* Start Listing *

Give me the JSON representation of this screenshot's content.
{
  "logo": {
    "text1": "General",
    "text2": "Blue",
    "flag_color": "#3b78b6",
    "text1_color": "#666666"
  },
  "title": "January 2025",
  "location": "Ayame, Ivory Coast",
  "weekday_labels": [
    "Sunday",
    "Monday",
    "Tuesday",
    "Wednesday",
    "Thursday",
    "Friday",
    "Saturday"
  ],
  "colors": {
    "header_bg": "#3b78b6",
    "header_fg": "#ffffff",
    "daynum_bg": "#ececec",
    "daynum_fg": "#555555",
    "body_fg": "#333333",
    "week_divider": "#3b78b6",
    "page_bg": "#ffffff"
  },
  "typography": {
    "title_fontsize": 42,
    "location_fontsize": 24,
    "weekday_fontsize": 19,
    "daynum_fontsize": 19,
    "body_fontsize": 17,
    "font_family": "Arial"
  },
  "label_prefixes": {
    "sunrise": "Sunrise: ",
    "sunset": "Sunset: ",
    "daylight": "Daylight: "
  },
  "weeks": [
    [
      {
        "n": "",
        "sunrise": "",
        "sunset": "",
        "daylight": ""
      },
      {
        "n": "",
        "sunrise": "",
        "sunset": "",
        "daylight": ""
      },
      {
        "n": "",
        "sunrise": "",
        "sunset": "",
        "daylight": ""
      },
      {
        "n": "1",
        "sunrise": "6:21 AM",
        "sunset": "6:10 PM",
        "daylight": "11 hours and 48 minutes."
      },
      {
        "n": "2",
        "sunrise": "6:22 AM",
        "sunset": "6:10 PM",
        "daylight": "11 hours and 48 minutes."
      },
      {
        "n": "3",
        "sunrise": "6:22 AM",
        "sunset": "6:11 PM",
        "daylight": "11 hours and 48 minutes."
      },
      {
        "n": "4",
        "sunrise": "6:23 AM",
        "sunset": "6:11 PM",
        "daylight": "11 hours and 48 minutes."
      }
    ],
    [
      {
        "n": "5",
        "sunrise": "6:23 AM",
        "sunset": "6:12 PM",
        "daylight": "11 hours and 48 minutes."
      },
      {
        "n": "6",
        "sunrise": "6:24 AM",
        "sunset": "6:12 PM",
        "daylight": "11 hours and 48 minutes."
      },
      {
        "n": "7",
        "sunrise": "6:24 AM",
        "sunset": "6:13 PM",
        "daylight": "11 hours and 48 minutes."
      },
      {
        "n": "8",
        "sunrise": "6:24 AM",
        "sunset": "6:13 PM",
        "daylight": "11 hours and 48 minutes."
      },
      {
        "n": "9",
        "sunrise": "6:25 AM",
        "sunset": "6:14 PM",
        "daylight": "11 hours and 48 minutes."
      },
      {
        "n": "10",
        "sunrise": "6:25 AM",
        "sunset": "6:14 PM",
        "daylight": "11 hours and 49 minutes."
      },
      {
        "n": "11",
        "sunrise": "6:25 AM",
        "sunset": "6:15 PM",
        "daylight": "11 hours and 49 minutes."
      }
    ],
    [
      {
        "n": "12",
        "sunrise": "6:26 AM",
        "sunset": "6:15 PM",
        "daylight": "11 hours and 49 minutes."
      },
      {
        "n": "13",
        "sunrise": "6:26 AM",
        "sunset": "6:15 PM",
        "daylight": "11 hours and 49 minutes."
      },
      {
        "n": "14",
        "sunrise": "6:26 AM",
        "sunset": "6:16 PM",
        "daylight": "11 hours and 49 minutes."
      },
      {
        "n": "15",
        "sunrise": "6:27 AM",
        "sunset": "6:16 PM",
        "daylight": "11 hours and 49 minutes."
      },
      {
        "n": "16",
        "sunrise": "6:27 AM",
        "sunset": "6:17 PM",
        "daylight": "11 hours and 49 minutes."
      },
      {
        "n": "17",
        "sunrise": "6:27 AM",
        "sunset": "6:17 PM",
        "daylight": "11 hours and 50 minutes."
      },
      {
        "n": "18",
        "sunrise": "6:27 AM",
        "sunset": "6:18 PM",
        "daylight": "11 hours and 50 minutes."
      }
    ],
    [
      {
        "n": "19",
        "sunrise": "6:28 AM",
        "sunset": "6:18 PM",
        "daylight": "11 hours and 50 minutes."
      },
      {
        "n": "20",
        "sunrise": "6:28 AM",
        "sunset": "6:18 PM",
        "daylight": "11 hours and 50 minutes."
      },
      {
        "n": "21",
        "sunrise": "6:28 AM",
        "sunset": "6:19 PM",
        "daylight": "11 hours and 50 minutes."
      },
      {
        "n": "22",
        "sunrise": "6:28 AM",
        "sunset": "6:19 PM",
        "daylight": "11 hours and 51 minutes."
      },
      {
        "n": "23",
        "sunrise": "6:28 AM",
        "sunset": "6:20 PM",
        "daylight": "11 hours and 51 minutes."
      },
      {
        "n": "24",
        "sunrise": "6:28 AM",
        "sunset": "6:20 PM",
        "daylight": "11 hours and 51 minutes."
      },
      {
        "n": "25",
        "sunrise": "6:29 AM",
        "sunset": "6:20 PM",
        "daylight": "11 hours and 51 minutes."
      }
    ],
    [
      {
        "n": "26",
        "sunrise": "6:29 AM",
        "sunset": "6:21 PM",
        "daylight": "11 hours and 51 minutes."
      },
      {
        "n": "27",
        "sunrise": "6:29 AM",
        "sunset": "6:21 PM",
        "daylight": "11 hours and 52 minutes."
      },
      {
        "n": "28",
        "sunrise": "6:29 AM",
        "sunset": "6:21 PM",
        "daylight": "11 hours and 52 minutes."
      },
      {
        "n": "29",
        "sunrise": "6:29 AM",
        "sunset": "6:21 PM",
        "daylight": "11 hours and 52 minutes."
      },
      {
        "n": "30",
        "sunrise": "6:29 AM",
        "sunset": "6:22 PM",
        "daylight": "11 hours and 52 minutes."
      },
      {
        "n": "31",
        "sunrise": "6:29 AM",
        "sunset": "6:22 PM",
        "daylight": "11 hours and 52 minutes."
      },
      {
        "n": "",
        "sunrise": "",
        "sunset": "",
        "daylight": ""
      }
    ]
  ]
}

* End Listing *

Copy every line exactly. Leave nothing out.

Give me the JSON representation of this screenshot's content.
{
  "logo": {
    "text1": "General",
    "text2": "Blue",
    "flag_color": "#3b78b6",
    "text1_color": "#666666"
  },
  "title": "January 2025",
  "location": "Ayame, Ivory Coast",
  "weekday_labels": [
    "Sunday",
    "Monday",
    "Tuesday",
    "Wednesday",
    "Thursday",
    "Friday",
    "Saturday"
  ],
  "colors": {
    "header_bg": "#3b78b6",
    "header_fg": "#ffffff",
    "daynum_bg": "#ececec",
    "daynum_fg": "#555555",
    "body_fg": "#333333",
    "week_divider": "#3b78b6",
    "page_bg": "#ffffff"
  },
  "typography": {
    "title_fontsize": 42,
    "location_fontsize": 24,
    "weekday_fontsize": 19,
    "daynum_fontsize": 19,
    "body_fontsize": 17,
    "font_family": "Arial"
  },
  "label_prefixes": {
    "sunrise": "Sunrise: ",
    "sunset": "Sunset: ",
    "daylight": "Daylight: "
  },
  "weeks": [
    [
      {
        "n": "",
        "sunrise": "",
        "sunset": "",
        "daylight": ""
      },
      {
        "n": "",
        "sunrise": "",
        "sunset": "",
        "daylight": ""
      },
      {
        "n": "",
        "sunrise": "",
        "sunset": "",
        "daylight": ""
      },
      {
        "n": "1",
        "sunrise": "6:21 AM",
        "sunset": "6:10 PM",
        "daylight": "11 hours and 48 minutes."
      },
      {
        "n": "2",
        "sunrise": "6:22 AM",
        "sunset": "6:10 PM",
        "daylight": "11 hours and 48 minutes."
      },
      {
        "n": "3",
        "sunrise": "6:22 AM",
        "sunset": "6:11 PM",
        "daylight": "11 hours and 48 minutes."
      },
      {
        "n": "4",
        "sunrise": "6:23 AM",
        "sunset": "6:11 PM",
        "daylight": "11 hours and 48 minutes."
      }
    ],
    [
      {
        "n": "5",
        "sunrise": "6:23 AM",
        "sunset": "6:12 PM",
        "daylight": "11 hours and 48 minutes."
      },
      {
        "n": "6",
        "sunrise": "6:24 AM",
        "sunset": "6:12 PM",
        "daylight": "11 hours and 48 minutes."
      },
      {
        "n": "7",
        "sunrise": "6:24 AM",
        "sunset": "6:13 PM",
        "daylight": "11 hours and 48 minutes."
      },
      {
        "n": "8",
        "sunrise": "6:24 AM",
        "sunset": "6:13 PM",
        "daylight": "11 hours and 48 minutes."
      },
      {
        "n": "9",
        "sunrise": "6:25 AM",
        "sunset": "6:14 PM",
        "daylight": "11 hours and 48 minutes."
      },
      {
        "n": "10",
        "sunrise": "6:25 AM",
        "sunset": "6:14 PM",
        "daylight": "11 hours and 49 minutes."
      },
      {
        "n": "11",
        "sunrise": "6:25 AM",
        "sunset": "6:15 PM",
        "daylight": "11 hours and 49 minutes."
      }
    ],
    [
      {
        "n": "12",
        "sunrise": "6:26 AM",
        "sunset": "6:15 PM",
        "daylight": "11 hours and 49 minutes."
      },
      {
        "n": "13",
        "sunrise": "6:26 AM",
        "sunset": "6:15 PM",
        "daylight": "11 hours and 49 minutes."
      },
      {
        "n": "14",
        "sunrise": "6:26 AM",
        "sunset": "6:16 PM",
        "daylight": "11 hours and 49 minutes."
      },
      {
        "n": "15",
        "sunrise": "6:27 AM",
        "sunset": "6:16 PM",
        "daylight": "11 hours and 49 minutes."
      },
      {
        "n": "16",
        "sunrise": "6:27 AM",
        "sunset": "6:17 PM",
        "daylight": "11 hours and 49 minutes."
      },
      {
        "n": "17",
        "sunrise": "6:27 AM",
        "sunset": "6:17 PM",
        "daylight": "11 hours and 50 minutes."
      },
      {
        "n": "18",
        "sunrise": "6:27 AM",
        "sunset": "6:18 PM",
        "daylight": "11 hours and 50 minutes."
      }
    ],
    [
      {
        "n": "19",
        "sunrise": "6:28 AM",
        "sunset": "6:18 PM",
        "daylight": "11 hours and 50 minutes."
      },
      {
        "n": "20",
        "sunrise": "6:28 AM",
        "sunset": "6:18 PM",
        "daylight": "11 hours and 50 minutes."
      },
      {
        "n": "21",
        "sunrise": "6:28 AM",
        "sunset": "6:19 PM",
        "daylight": "11 hours and 50 minutes."
      },
      {
        "n": "22",
        "sunrise": "6:28 AM",
        "sunset": "6:19 PM",
        "daylight": "11 hours and 51 minutes."
      },
      {
        "n": "23",
        "sunrise": "6:28 AM",
        "sunset": "6:20 PM",
        "daylight": "11 hours and 51 minutes."
      },
      {
        "n": "24",
        "sunrise": "6:28 AM",
        "sunset": "6:20 PM",
        "daylight": "11 hours and 51 minutes."
      },
      {
        "n": "25",
        "sunrise": "6:29 AM",
        "sunset": "6:20 PM",
        "daylight": "11 hours and 51 minutes."
      }
    ],
    [
      {
        "n": "26",
        "sunrise": "6:29 AM",
        "sunset": "6:21 PM",
        "daylight": "11 hours and 51 minutes."
      },
      {
        "n": "27",
        "sunrise": "6:29 AM",
        "sunset": "6:21 PM",
        "daylight": "11 hours and 52 minutes."
      },
      {
        "n": "28",
        "sunrise": "6:29 AM",
        "sunset": "6:21 PM",
        "daylight": "11 hours and 52 minutes."
      },
      {
        "n": "29",
        "sunrise": "6:29 AM",
        "sunset": "6:21 PM",
        "daylight": "11 hours and 52 minutes."
      },
      {
        "n": "30",
        "sunrise": "6:29 AM",
        "sunset": "6:22 PM",
        "daylight": "11 hours and 52 minutes."
      },
      {
        "n": "31",
        "sunrise": "6:29 AM",
        "sunset": "6:22 PM",
        "daylight": "11 hours and 52 minutes."
      },
      {
        "n": "",
        "sunrise": "",
        "sunset": "",
        "daylight": ""
      }
    ]
  ]
}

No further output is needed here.